[START Supplied data]

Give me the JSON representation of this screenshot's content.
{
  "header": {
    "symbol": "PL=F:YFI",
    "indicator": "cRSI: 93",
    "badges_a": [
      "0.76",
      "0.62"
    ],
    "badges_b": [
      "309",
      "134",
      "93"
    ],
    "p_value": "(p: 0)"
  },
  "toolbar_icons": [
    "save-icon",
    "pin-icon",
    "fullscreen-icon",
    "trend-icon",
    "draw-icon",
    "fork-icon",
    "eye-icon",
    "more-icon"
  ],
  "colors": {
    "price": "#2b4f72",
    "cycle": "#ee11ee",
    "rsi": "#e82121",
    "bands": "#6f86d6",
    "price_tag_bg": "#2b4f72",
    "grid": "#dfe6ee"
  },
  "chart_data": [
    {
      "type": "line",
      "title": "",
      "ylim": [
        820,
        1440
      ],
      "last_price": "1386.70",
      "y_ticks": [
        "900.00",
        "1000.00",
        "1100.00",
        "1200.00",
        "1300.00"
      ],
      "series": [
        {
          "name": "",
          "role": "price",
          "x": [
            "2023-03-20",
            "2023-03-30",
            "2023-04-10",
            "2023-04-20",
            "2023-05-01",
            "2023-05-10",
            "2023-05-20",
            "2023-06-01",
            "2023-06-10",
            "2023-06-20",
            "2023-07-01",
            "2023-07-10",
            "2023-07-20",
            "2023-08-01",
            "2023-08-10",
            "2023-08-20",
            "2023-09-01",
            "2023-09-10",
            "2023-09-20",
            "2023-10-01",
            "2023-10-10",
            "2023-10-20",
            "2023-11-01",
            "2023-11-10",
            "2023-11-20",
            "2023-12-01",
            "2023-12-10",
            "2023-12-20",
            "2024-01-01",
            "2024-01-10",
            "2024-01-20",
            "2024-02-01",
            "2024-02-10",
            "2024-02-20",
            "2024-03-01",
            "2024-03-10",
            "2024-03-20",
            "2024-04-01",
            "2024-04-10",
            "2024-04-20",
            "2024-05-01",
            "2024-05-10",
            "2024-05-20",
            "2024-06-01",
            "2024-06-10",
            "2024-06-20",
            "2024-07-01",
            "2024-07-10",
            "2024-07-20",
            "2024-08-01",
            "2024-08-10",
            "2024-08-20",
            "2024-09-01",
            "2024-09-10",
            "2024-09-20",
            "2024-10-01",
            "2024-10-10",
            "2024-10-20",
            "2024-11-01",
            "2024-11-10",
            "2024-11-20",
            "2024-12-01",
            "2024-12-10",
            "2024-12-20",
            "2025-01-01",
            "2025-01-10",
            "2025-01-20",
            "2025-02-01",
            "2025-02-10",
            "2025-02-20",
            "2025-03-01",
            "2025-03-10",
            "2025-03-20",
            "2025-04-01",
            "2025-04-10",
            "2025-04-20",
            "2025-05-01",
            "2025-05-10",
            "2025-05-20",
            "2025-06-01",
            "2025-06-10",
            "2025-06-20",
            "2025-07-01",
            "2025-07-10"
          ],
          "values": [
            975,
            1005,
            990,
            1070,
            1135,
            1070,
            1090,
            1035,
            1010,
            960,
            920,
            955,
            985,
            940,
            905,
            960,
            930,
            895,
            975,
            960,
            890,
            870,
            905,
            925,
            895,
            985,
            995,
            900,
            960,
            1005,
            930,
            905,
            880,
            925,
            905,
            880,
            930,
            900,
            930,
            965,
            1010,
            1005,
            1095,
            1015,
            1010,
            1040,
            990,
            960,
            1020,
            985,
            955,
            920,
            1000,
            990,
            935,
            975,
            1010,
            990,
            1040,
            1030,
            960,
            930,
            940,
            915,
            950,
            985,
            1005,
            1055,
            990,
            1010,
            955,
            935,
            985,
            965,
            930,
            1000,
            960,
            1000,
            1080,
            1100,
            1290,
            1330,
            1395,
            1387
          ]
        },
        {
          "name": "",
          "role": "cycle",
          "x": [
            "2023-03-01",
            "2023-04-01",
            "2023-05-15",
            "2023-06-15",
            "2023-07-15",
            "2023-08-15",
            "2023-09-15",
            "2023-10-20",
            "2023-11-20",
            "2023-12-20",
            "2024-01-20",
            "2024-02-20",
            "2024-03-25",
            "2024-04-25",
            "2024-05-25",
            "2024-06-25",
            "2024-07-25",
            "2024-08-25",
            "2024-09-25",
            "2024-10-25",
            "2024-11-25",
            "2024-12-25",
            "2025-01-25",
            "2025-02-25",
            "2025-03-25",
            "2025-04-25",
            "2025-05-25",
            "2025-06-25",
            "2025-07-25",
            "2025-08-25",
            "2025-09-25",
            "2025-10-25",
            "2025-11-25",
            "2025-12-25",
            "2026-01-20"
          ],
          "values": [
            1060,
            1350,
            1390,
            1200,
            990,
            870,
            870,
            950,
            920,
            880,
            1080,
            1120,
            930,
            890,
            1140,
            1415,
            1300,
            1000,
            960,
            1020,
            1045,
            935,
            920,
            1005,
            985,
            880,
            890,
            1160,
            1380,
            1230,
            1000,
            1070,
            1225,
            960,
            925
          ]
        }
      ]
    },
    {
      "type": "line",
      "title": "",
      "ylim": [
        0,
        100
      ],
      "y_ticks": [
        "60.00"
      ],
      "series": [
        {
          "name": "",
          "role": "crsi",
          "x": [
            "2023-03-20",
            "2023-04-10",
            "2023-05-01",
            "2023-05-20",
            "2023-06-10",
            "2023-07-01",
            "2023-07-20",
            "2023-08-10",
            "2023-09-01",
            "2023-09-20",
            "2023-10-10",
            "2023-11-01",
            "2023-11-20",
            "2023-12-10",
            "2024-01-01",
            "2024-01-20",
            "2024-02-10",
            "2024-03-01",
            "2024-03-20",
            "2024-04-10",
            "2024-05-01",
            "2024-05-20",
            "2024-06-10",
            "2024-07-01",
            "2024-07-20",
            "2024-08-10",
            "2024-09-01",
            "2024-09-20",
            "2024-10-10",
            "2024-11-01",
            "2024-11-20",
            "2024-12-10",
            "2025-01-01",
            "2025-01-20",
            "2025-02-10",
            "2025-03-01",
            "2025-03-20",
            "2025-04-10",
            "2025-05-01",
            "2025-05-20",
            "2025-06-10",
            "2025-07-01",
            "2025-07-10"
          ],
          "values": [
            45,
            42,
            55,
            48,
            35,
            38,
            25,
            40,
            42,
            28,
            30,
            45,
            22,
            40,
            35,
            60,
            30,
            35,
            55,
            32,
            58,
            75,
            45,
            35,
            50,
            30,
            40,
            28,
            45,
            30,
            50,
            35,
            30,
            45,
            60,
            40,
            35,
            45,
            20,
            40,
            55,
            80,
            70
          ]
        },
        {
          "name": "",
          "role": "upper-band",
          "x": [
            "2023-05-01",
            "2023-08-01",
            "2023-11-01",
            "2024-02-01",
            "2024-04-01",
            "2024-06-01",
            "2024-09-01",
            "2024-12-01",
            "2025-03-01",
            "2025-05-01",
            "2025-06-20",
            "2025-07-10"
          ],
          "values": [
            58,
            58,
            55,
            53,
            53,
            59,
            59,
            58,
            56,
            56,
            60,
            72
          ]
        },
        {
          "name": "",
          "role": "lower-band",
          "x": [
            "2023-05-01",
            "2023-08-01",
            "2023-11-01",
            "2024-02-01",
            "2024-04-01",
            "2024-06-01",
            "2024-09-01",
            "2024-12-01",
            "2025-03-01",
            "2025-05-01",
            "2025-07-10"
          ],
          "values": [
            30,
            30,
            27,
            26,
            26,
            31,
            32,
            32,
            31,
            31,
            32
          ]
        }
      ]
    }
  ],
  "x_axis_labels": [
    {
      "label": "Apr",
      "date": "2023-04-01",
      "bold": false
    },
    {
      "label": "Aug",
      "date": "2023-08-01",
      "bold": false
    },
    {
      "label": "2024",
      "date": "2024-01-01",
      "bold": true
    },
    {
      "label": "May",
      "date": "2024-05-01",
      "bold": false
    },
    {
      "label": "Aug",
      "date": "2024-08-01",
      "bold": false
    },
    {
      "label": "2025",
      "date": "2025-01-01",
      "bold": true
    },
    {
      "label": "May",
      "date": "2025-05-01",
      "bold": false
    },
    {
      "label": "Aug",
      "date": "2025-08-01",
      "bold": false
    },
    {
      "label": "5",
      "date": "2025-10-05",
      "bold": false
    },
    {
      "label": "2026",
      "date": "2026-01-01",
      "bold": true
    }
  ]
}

[END Supplied data]

What needs to be done - Report how many lines in these entries contain "date". Answer with the number only.

Answer in full - 10